# [Record set]
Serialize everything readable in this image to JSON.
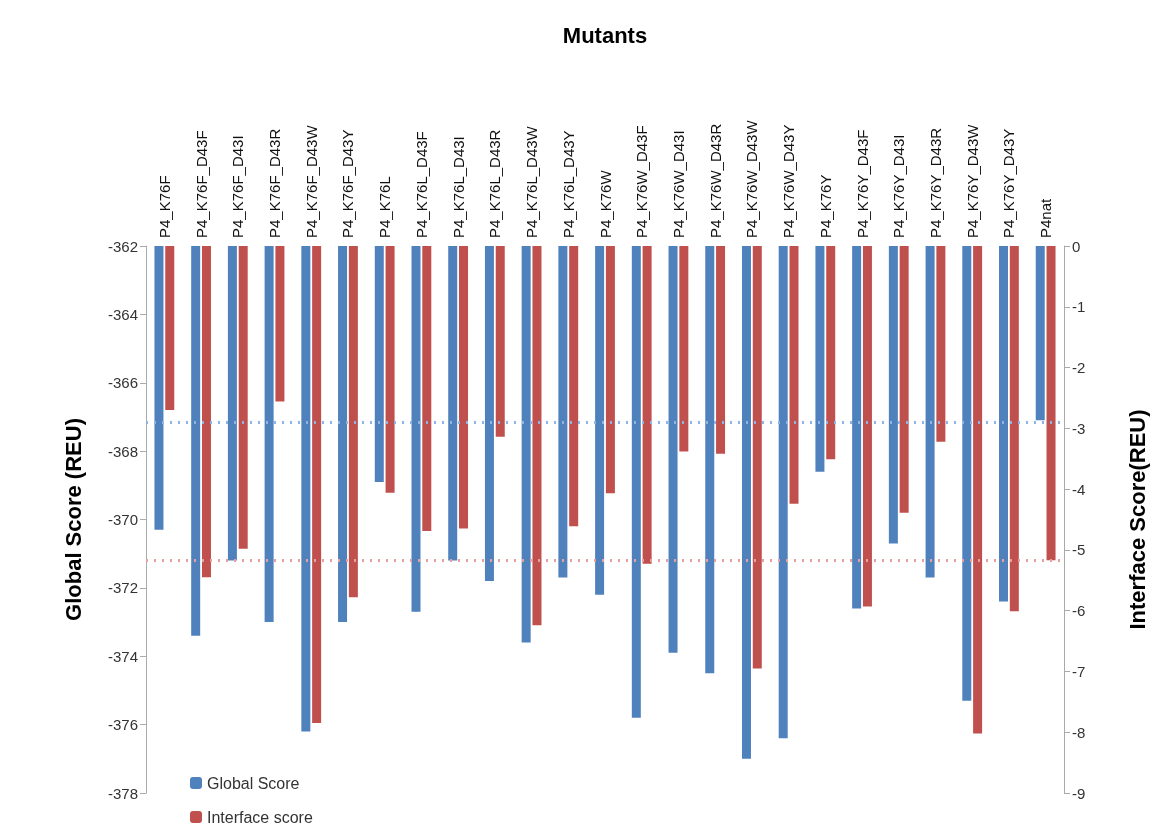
{
  "chart_data": {
    "type": "bar",
    "xlabel": "Mutants",
    "ylabel": "Global Score (REU)",
    "y2label": "Interface Score(REU)",
    "categories": [
      "P4_K76F",
      "P4_K76F_D43F",
      "P4_K76F_D43I",
      "P4_K76F_D43R",
      "P4_K76F_D43W",
      "P4_K76F_D43Y",
      "P4_K76L",
      "P4_K76L_D43F",
      "P4_K76L_D43I",
      "P4_K76L_D43R",
      "P4_K76L_D43W",
      "P4_K76L_D43Y",
      "P4_K76W",
      "P4_K76W_D43F",
      "P4_K76W_D43I",
      "P4_K76W_D43R",
      "P4_K76W_D43W",
      "P4_K76W_D43Y",
      "P4_K76Y",
      "P4_K76Y_D43F",
      "P4_K76Y_D43I",
      "P4_K76Y_D43R",
      "P4_K76Y_D43W",
      "P4_K76Y_D43Y",
      "P4nat"
    ],
    "series": [
      {
        "name": "Global Score",
        "color": "#4f81bd",
        "values": [
          -370.3,
          -373.4,
          -371.2,
          -373.0,
          -376.2,
          -373.0,
          -368.9,
          -372.7,
          -371.2,
          -371.8,
          -373.6,
          -371.7,
          -372.2,
          -375.8,
          -373.9,
          -374.5,
          -377.0,
          -376.4,
          -368.6,
          -372.6,
          -370.7,
          -371.7,
          -375.3,
          -372.4,
          -367.1
        ]
      },
      {
        "name": "Interface score",
        "color": "#c0504d",
        "axis": "y2",
        "values": [
          -2.7,
          -5.45,
          -4.98,
          -2.56,
          -7.85,
          -5.78,
          -4.06,
          -4.69,
          -4.65,
          -3.14,
          -6.24,
          -4.61,
          -4.07,
          -5.23,
          -3.38,
          -3.42,
          -6.95,
          -4.24,
          -3.51,
          -5.93,
          -4.39,
          -3.22,
          -8.02,
          -6.01,
          -5.17
        ]
      }
    ],
    "ylim": [
      -378,
      -362
    ],
    "yticks": [
      -378,
      -376,
      -374,
      -372,
      -370,
      -368,
      -366,
      -364,
      -362
    ],
    "y2lim": [
      -9,
      0
    ],
    "y2ticks": [
      -9,
      -8,
      -7,
      -6,
      -5,
      -4,
      -3,
      -2,
      -1,
      0
    ],
    "ref_lines": [
      {
        "axis": "y",
        "value": -367.15,
        "color": "#8eb4e3",
        "line_style": "dotted"
      },
      {
        "axis": "y2",
        "value": -5.17,
        "color": "#e6a09e",
        "line_style": "dotted"
      }
    ],
    "grid": false,
    "legend": "bottom left"
  }
}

# [Instructions for the task]
Your copy should match the entries exactly, minus the pictures.

# [Worked answer]
Serialize everything readable in this image to JSON.
{
  "chart_data": {
    "type": "bar",
    "xlabel": "Mutants",
    "ylabel": "Global Score (REU)",
    "y2label": "Interface Score(REU)",
    "categories": [
      "P4_K76F",
      "P4_K76F_D43F",
      "P4_K76F_D43I",
      "P4_K76F_D43R",
      "P4_K76F_D43W",
      "P4_K76F_D43Y",
      "P4_K76L",
      "P4_K76L_D43F",
      "P4_K76L_D43I",
      "P4_K76L_D43R",
      "P4_K76L_D43W",
      "P4_K76L_D43Y",
      "P4_K76W",
      "P4_K76W_D43F",
      "P4_K76W_D43I",
      "P4_K76W_D43R",
      "P4_K76W_D43W",
      "P4_K76W_D43Y",
      "P4_K76Y",
      "P4_K76Y_D43F",
      "P4_K76Y_D43I",
      "P4_K76Y_D43R",
      "P4_K76Y_D43W",
      "P4_K76Y_D43Y",
      "P4nat"
    ],
    "series": [
      {
        "name": "Global Score",
        "color": "#4f81bd",
        "values": [
          -370.3,
          -373.4,
          -371.2,
          -373.0,
          -376.2,
          -373.0,
          -368.9,
          -372.7,
          -371.2,
          -371.8,
          -373.6,
          -371.7,
          -372.2,
          -375.8,
          -373.9,
          -374.5,
          -377.0,
          -376.4,
          -368.6,
          -372.6,
          -370.7,
          -371.7,
          -375.3,
          -372.4,
          -367.1
        ]
      },
      {
        "name": "Interface score",
        "color": "#c0504d",
        "axis": "y2",
        "values": [
          -2.7,
          -5.45,
          -4.98,
          -2.56,
          -7.85,
          -5.78,
          -4.06,
          -4.69,
          -4.65,
          -3.14,
          -6.24,
          -4.61,
          -4.07,
          -5.23,
          -3.38,
          -3.42,
          -6.95,
          -4.24,
          -3.51,
          -5.93,
          -4.39,
          -3.22,
          -8.02,
          -6.01,
          -5.17
        ]
      }
    ],
    "ylim": [
      -378,
      -362
    ],
    "yticks": [
      -378,
      -376,
      -374,
      -372,
      -370,
      -368,
      -366,
      -364,
      -362
    ],
    "y2lim": [
      -9,
      0
    ],
    "y2ticks": [
      -9,
      -8,
      -7,
      -6,
      -5,
      -4,
      -3,
      -2,
      -1,
      0
    ],
    "ref_lines": [
      {
        "axis": "y",
        "value": -367.15,
        "color": "#8eb4e3",
        "line_style": "dotted"
      },
      {
        "axis": "y2",
        "value": -5.17,
        "color": "#e6a09e",
        "line_style": "dotted"
      }
    ],
    "grid": false,
    "legend": "bottom left"
  }
}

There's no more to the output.